▸ Given information
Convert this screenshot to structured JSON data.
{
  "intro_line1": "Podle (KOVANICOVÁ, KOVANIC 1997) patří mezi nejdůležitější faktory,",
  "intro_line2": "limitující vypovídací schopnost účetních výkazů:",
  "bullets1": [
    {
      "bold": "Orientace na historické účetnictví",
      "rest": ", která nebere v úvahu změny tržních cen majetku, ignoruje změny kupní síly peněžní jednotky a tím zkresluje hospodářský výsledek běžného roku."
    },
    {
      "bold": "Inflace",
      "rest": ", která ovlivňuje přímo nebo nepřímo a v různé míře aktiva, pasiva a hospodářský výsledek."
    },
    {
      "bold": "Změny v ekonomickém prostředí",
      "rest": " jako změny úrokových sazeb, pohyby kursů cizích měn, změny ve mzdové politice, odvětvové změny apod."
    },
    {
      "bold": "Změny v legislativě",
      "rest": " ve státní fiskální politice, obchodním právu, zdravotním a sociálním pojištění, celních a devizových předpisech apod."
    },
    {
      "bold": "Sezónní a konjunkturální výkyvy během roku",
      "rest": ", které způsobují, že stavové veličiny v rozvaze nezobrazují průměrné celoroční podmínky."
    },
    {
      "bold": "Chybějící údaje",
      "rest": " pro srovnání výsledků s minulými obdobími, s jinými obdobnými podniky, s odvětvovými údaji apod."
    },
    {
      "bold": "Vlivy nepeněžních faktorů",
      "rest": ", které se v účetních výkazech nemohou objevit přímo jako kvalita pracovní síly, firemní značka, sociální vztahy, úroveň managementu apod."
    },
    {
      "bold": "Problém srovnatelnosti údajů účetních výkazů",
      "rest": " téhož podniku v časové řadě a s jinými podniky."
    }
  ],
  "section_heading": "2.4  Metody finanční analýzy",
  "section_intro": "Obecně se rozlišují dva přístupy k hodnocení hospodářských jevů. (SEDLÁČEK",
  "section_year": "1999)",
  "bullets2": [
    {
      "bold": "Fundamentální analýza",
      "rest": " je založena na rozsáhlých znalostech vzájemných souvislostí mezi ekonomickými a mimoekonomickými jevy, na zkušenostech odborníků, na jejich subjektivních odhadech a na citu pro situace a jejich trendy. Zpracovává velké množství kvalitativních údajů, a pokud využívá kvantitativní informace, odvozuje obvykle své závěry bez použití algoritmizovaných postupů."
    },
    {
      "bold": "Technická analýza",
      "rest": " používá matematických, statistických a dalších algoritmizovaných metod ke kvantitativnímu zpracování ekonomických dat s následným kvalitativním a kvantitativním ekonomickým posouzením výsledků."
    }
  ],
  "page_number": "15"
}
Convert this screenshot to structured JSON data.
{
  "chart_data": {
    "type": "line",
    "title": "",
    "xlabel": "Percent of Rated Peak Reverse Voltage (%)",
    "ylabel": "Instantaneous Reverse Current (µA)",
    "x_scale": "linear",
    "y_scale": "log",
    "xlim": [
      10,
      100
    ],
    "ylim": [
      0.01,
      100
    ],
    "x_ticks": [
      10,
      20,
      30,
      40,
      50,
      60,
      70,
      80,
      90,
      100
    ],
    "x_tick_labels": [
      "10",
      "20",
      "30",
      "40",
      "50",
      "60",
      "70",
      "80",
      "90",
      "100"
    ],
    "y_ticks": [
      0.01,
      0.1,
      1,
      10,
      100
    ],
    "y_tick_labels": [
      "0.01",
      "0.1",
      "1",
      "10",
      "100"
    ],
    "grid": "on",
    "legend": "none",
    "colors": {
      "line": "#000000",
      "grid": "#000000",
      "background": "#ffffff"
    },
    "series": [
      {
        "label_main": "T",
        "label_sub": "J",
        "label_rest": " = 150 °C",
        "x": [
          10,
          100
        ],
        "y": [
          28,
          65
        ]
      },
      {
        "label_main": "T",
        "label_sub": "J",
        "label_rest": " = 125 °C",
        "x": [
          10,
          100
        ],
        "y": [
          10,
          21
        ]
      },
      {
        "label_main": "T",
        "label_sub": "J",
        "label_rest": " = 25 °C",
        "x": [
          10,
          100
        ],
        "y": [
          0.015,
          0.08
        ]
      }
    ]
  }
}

▸ Work to be completed
Review the material and copy each line in which the word "která" appears.

▸ Output below
      "rest": ", která nebere v úvahu změny tržních cen majetku, ignoruje změny kupní síly peněžní jednotky a tím zkresluje hospodářský výsledek běžného roku."
      "rest": ", která ovlivňuje přímo nebo nepřímo a v různé míře aktiva, pasiva a hospodářský výsledek."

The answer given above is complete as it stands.